■ **EXERCISE INSTRUCTIONS**: Only a number is wanted: how many lines of the entries include the string "diaphragm"?

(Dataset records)
- - - -

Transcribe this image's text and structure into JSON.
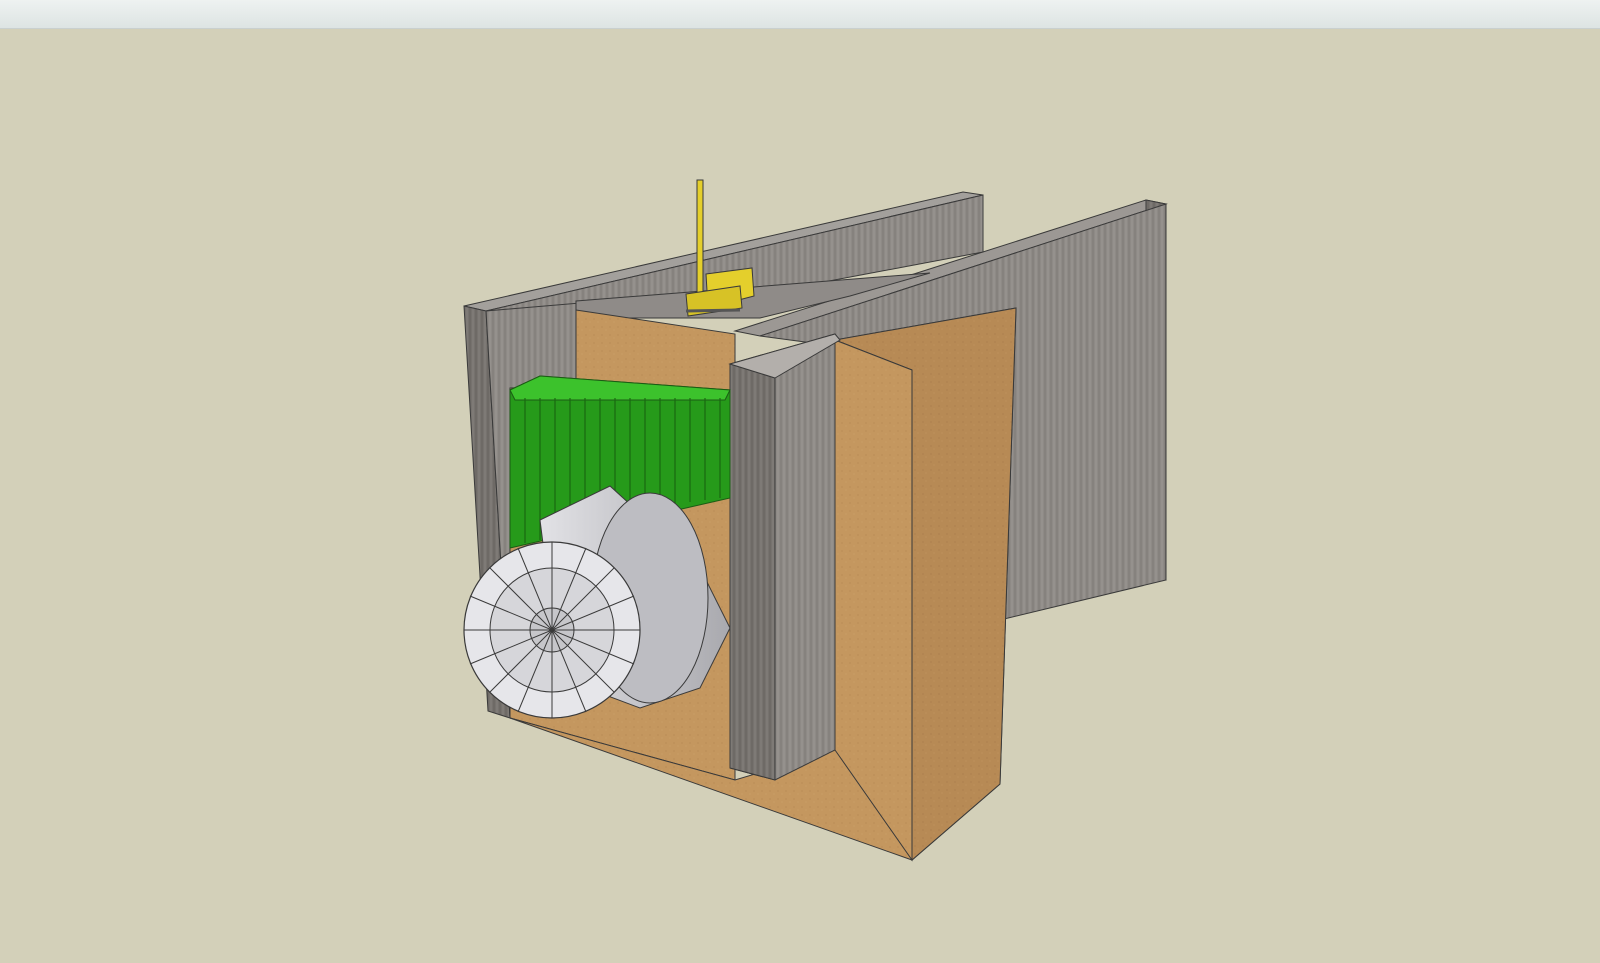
{
  "window": {
    "title": ""
  },
  "viewport": {
    "background_color": "#d3d0b9"
  },
  "model": {
    "description_label": "",
    "colors": {
      "soil": "#c2955f",
      "soil_side": "#b98b55",
      "wall": "#8e8a86",
      "wall_dark": "#6f6b68",
      "columns": "#2fa81f",
      "tbm": "#c8c8cc",
      "rig": "#e4cf2c"
    },
    "components": [
      "soil-block",
      "diaphragm-wall-left",
      "diaphragm-wall-right",
      "jet-grout-columns",
      "tunnel-boring-machine",
      "drill-rig"
    ]
  }
}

- - - -

■ **RESPONSE**: 2